◆ GIVEN INSTRUCTION
In the entries below, find every line with "JSON" and copy it.

+++ LISTED RECORDS +++

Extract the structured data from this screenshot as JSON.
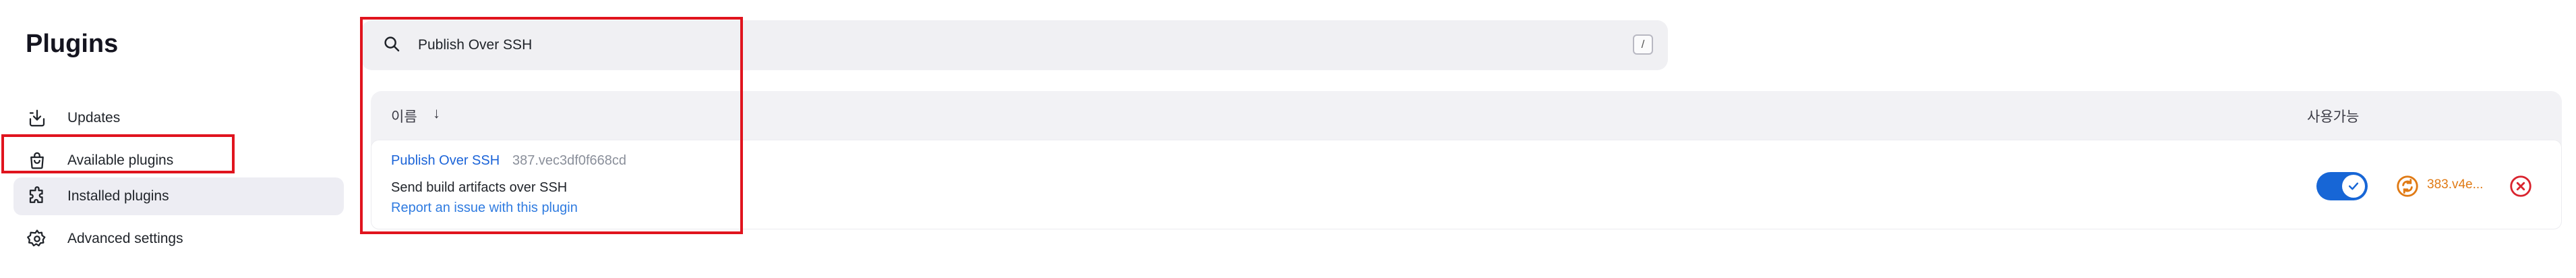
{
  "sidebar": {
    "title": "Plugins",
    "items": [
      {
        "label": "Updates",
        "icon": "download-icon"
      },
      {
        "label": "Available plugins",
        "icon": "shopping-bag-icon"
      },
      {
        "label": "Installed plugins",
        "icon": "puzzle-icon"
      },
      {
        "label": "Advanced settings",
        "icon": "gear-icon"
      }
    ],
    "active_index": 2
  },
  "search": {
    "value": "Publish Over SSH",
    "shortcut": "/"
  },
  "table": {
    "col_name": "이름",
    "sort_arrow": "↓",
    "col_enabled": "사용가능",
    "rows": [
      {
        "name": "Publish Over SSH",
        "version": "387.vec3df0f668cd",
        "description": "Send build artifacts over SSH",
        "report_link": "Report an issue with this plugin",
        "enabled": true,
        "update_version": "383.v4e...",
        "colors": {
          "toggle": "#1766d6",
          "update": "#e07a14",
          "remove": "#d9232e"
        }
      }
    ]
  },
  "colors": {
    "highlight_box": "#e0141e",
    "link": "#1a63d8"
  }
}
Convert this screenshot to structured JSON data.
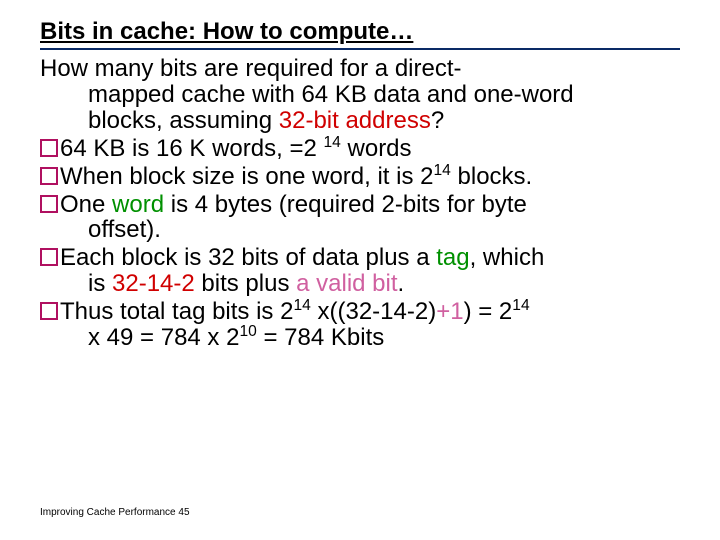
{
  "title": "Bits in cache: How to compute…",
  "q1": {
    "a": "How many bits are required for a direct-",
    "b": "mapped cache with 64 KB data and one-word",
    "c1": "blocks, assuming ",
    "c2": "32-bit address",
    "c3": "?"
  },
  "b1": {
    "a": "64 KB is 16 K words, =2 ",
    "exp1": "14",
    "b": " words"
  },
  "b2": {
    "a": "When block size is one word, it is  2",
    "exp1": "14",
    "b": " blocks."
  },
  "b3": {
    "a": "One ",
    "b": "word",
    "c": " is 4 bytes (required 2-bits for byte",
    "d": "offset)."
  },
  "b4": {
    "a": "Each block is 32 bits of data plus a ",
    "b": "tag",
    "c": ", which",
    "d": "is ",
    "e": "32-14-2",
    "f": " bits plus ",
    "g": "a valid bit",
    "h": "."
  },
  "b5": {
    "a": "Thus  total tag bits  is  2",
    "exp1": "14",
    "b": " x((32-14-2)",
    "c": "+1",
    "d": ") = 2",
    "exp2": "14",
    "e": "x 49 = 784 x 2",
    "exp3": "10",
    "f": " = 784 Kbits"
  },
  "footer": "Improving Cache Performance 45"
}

+++

◆ RESPONSE TO THE TASK
Extract the structured data from this screenshot as JSON.
Convert this screenshot to structured JSON data.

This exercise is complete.